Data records
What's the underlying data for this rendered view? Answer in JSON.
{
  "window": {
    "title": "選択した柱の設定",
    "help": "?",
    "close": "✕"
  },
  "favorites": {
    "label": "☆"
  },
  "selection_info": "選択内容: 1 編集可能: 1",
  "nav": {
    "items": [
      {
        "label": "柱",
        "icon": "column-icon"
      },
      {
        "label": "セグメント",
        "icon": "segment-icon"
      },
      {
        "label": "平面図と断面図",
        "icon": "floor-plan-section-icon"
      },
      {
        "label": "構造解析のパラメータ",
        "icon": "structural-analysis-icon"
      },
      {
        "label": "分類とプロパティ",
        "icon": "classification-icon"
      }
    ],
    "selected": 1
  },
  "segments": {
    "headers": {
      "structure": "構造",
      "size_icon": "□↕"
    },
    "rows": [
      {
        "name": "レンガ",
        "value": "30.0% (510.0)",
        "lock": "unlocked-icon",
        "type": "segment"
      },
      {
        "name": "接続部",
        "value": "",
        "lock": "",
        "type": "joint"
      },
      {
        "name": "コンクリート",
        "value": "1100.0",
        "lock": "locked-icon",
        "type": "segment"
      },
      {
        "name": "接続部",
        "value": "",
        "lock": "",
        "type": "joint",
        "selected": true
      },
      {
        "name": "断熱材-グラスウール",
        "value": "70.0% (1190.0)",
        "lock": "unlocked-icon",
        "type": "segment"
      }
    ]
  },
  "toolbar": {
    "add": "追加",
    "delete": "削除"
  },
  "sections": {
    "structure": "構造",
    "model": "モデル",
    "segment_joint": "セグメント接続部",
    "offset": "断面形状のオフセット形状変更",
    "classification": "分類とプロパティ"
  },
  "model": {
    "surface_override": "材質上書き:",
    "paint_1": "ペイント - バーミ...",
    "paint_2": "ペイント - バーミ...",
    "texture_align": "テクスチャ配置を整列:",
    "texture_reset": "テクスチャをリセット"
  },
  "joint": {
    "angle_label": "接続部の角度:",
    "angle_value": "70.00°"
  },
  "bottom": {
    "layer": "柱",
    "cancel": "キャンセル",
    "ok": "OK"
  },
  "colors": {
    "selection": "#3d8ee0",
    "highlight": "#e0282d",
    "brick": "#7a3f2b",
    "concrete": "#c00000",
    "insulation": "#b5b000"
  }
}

STATED PROBLEM
The lines above should be duplicated exactly.

RESULT FOR THIS TASK
What's the underlying data for this rendered view? Answer in JSON.
{
  "window": {
    "title": "選択した柱の設定",
    "help": "?",
    "close": "✕"
  },
  "favorites": {
    "label": "☆"
  },
  "selection_info": "選択内容: 1 編集可能: 1",
  "nav": {
    "items": [
      {
        "label": "柱",
        "icon": "column-icon"
      },
      {
        "label": "セグメント",
        "icon": "segment-icon"
      },
      {
        "label": "平面図と断面図",
        "icon": "floor-plan-section-icon"
      },
      {
        "label": "構造解析のパラメータ",
        "icon": "structural-analysis-icon"
      },
      {
        "label": "分類とプロパティ",
        "icon": "classification-icon"
      }
    ],
    "selected": 1
  },
  "segments": {
    "headers": {
      "structure": "構造",
      "size_icon": "□↕"
    },
    "rows": [
      {
        "name": "レンガ",
        "value": "30.0% (510.0)",
        "lock": "unlocked-icon",
        "type": "segment"
      },
      {
        "name": "接続部",
        "value": "",
        "lock": "",
        "type": "joint"
      },
      {
        "name": "コンクリート",
        "value": "1100.0",
        "lock": "locked-icon",
        "type": "segment"
      },
      {
        "name": "接続部",
        "value": "",
        "lock": "",
        "type": "joint",
        "selected": true
      },
      {
        "name": "断熱材-グラスウール",
        "value": "70.0% (1190.0)",
        "lock": "unlocked-icon",
        "type": "segment"
      }
    ]
  },
  "toolbar": {
    "add": "追加",
    "delete": "削除"
  },
  "sections": {
    "structure": "構造",
    "model": "モデル",
    "segment_joint": "セグメント接続部",
    "offset": "断面形状のオフセット形状変更",
    "classification": "分類とプロパティ"
  },
  "model": {
    "surface_override": "材質上書き:",
    "paint_1": "ペイント - バーミ...",
    "paint_2": "ペイント - バーミ...",
    "texture_align": "テクスチャ配置を整列:",
    "texture_reset": "テクスチャをリセット"
  },
  "joint": {
    "angle_label": "接続部の角度:",
    "angle_value": "70.00°"
  },
  "bottom": {
    "layer": "柱",
    "cancel": "キャンセル",
    "ok": "OK"
  },
  "colors": {
    "selection": "#3d8ee0",
    "highlight": "#e0282d",
    "brick": "#7a3f2b",
    "concrete": "#c00000",
    "insulation": "#b5b000"
  }
}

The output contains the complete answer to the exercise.